* Aim *
Below are some records; retype all of them exactly.
===== Input
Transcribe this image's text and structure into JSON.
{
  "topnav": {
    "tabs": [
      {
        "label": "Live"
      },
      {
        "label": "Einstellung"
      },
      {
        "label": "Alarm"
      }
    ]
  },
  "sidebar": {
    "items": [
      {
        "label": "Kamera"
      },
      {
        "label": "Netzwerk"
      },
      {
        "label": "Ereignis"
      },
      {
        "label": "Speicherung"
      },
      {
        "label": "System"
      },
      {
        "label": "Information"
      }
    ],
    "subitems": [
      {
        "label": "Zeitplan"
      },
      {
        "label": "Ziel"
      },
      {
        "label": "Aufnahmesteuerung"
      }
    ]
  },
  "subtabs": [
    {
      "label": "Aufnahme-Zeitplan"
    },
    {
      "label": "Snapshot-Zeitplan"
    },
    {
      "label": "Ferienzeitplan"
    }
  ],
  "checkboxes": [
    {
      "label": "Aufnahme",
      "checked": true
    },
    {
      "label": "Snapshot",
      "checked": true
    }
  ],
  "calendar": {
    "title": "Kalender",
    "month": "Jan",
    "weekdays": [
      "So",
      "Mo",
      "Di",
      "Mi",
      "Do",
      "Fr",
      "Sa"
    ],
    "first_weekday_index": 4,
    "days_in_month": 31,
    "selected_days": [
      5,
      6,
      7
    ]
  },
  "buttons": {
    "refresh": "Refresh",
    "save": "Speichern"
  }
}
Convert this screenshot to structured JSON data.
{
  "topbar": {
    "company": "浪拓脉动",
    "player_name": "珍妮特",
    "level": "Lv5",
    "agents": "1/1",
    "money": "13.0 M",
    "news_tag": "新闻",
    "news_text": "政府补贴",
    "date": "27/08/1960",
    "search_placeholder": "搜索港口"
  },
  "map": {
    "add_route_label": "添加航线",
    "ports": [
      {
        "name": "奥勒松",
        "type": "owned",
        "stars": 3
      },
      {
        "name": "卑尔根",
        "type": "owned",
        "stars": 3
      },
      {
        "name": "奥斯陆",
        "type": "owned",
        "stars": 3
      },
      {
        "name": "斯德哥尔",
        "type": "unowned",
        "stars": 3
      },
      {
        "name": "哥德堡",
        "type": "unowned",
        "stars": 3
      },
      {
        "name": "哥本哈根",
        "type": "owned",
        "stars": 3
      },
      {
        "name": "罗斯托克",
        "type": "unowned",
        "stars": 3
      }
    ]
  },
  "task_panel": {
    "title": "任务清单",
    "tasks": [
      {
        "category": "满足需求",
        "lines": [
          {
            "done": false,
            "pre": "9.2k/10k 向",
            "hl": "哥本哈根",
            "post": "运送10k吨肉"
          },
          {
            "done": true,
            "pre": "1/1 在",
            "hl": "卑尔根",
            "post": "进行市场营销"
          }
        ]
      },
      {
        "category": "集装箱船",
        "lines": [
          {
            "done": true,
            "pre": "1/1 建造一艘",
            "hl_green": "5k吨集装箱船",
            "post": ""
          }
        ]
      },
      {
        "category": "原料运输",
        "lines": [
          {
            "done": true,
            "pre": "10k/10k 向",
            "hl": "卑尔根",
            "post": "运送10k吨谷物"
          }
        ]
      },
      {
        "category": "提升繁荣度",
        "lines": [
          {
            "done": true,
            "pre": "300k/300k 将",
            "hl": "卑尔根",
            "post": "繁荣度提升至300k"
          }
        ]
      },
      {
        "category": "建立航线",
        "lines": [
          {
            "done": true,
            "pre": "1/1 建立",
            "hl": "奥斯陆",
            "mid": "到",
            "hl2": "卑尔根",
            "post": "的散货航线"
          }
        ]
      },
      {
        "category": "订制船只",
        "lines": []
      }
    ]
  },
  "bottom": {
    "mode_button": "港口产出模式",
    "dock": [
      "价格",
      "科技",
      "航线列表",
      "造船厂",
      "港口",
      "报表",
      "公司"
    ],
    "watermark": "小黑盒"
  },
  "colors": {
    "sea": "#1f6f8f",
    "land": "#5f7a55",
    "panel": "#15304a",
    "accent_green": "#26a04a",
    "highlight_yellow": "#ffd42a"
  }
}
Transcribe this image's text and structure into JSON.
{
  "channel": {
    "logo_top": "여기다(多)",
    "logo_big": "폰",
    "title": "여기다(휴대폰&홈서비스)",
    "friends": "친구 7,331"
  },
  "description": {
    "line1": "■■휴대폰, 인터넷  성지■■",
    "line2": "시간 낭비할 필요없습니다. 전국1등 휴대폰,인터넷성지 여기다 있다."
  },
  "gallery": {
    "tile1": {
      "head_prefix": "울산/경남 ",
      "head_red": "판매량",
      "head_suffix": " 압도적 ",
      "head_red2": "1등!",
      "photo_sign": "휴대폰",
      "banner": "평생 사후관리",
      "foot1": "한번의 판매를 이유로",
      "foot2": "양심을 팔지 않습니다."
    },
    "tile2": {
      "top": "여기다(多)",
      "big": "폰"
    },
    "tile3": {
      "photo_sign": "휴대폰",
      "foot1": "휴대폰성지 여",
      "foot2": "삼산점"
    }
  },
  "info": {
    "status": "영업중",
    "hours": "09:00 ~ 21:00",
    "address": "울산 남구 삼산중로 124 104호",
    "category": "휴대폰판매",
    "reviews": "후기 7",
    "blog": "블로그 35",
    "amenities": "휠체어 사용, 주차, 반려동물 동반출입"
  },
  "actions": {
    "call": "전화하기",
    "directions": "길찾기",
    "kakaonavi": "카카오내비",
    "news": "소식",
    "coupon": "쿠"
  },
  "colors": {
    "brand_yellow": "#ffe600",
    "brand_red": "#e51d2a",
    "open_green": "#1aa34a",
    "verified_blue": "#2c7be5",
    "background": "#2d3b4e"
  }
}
==========
* Written response *
Transcribe this image's text and structure into JSON.
{
  "topnav": {
    "tabs": [
      {
        "label": "Live"
      },
      {
        "label": "Einstellung"
      },
      {
        "label": "Alarm"
      }
    ]
  },
  "sidebar": {
    "items": [
      {
        "label": "Kamera"
      },
      {
        "label": "Netzwerk"
      },
      {
        "label": "Ereignis"
      },
      {
        "label": "Speicherung"
      },
      {
        "label": "System"
      },
      {
        "label": "Information"
      }
    ],
    "subitems": [
      {
        "label": "Zeitplan"
      },
      {
        "label": "Ziel"
      },
      {
        "label": "Aufnahmesteuerung"
      }
    ]
  },
  "subtabs": [
    {
      "label": "Aufnahme-Zeitplan"
    },
    {
      "label": "Snapshot-Zeitplan"
    },
    {
      "label": "Ferienzeitplan"
    }
  ],
  "checkboxes": [
    {
      "label": "Aufnahme",
      "checked": true
    },
    {
      "label": "Snapshot",
      "checked": true
    }
  ],
  "calendar": {
    "title": "Kalender",
    "month": "Jan",
    "weekdays": [
      "So",
      "Mo",
      "Di",
      "Mi",
      "Do",
      "Fr",
      "Sa"
    ],
    "first_weekday_index": 4,
    "days_in_month": 31,
    "selected_days": [
      5,
      6,
      7
    ]
  },
  "buttons": {
    "refresh": "Refresh",
    "save": "Speichern"
  }
}
Convert this screenshot to structured JSON data.
{
  "topbar": {
    "company": "浪拓脉动",
    "player_name": "珍妮特",
    "level": "Lv5",
    "agents": "1/1",
    "money": "13.0 M",
    "news_tag": "新闻",
    "news_text": "政府补贴",
    "date": "27/08/1960",
    "search_placeholder": "搜索港口"
  },
  "map": {
    "add_route_label": "添加航线",
    "ports": [
      {
        "name": "奥勒松",
        "type": "owned",
        "stars": 3
      },
      {
        "name": "卑尔根",
        "type": "owned",
        "stars": 3
      },
      {
        "name": "奥斯陆",
        "type": "owned",
        "stars": 3
      },
      {
        "name": "斯德哥尔",
        "type": "unowned",
        "stars": 3
      },
      {
        "name": "哥德堡",
        "type": "unowned",
        "stars": 3
      },
      {
        "name": "哥本哈根",
        "type": "owned",
        "stars": 3
      },
      {
        "name": "罗斯托克",
        "type": "unowned",
        "stars": 3
      }
    ]
  },
  "task_panel": {
    "title": "任务清单",
    "tasks": [
      {
        "category": "满足需求",
        "lines": [
          {
            "done": false,
            "pre": "9.2k/10k 向",
            "hl": "哥本哈根",
            "post": "运送10k吨肉"
          },
          {
            "done": true,
            "pre": "1/1 在",
            "hl": "卑尔根",
            "post": "进行市场营销"
          }
        ]
      },
      {
        "category": "集装箱船",
        "lines": [
          {
            "done": true,
            "pre": "1/1 建造一艘",
            "hl_green": "5k吨集装箱船",
            "post": ""
          }
        ]
      },
      {
        "category": "原料运输",
        "lines": [
          {
            "done": true,
            "pre": "10k/10k 向",
            "hl": "卑尔根",
            "post": "运送10k吨谷物"
          }
        ]
      },
      {
        "category": "提升繁荣度",
        "lines": [
          {
            "done": true,
            "pre": "300k/300k 将",
            "hl": "卑尔根",
            "post": "繁荣度提升至300k"
          }
        ]
      },
      {
        "category": "建立航线",
        "lines": [
          {
            "done": true,
            "pre": "1/1 建立",
            "hl": "奥斯陆",
            "mid": "到",
            "hl2": "卑尔根",
            "post": "的散货航线"
          }
        ]
      },
      {
        "category": "订制船只",
        "lines": []
      }
    ]
  },
  "bottom": {
    "mode_button": "港口产出模式",
    "dock": [
      "价格",
      "科技",
      "航线列表",
      "造船厂",
      "港口",
      "报表",
      "公司"
    ],
    "watermark": "小黑盒"
  },
  "colors": {
    "sea": "#1f6f8f",
    "land": "#5f7a55",
    "panel": "#15304a",
    "accent_green": "#26a04a",
    "highlight_yellow": "#ffd42a"
  }
}
Transcribe this image's text and structure into JSON.
{
  "channel": {
    "logo_top": "여기다(多)",
    "logo_big": "폰",
    "title": "여기다(휴대폰&홈서비스)",
    "friends": "친구 7,331"
  },
  "description": {
    "line1": "■■휴대폰, 인터넷  성지■■",
    "line2": "시간 낭비할 필요없습니다. 전국1등 휴대폰,인터넷성지 여기다 있다."
  },
  "gallery": {
    "tile1": {
      "head_prefix": "울산/경남 ",
      "head_red": "판매량",
      "head_suffix": " 압도적 ",
      "head_red2": "1등!",
      "photo_sign": "휴대폰",
      "banner": "평생 사후관리",
      "foot1": "한번의 판매를 이유로",
      "foot2": "양심을 팔지 않습니다."
    },
    "tile2": {
      "top": "여기다(多)",
      "big": "폰"
    },
    "tile3": {
      "photo_sign": "휴대폰",
      "foot1": "휴대폰성지 여",
      "foot2": "삼산점"
    }
  },
  "info": {
    "status": "영업중",
    "hours": "09:00 ~ 21:00",
    "address": "울산 남구 삼산중로 124 104호",
    "category": "휴대폰판매",
    "reviews": "후기 7",
    "blog": "블로그 35",
    "amenities": "휠체어 사용, 주차, 반려동물 동반출입"
  },
  "actions": {
    "call": "전화하기",
    "directions": "길찾기",
    "kakaonavi": "카카오내비",
    "news": "소식",
    "coupon": "쿠"
  },
  "colors": {
    "brand_yellow": "#ffe600",
    "brand_red": "#e51d2a",
    "open_green": "#1aa34a",
    "verified_blue": "#2c7be5",
    "background": "#2d3b4e"
  }
}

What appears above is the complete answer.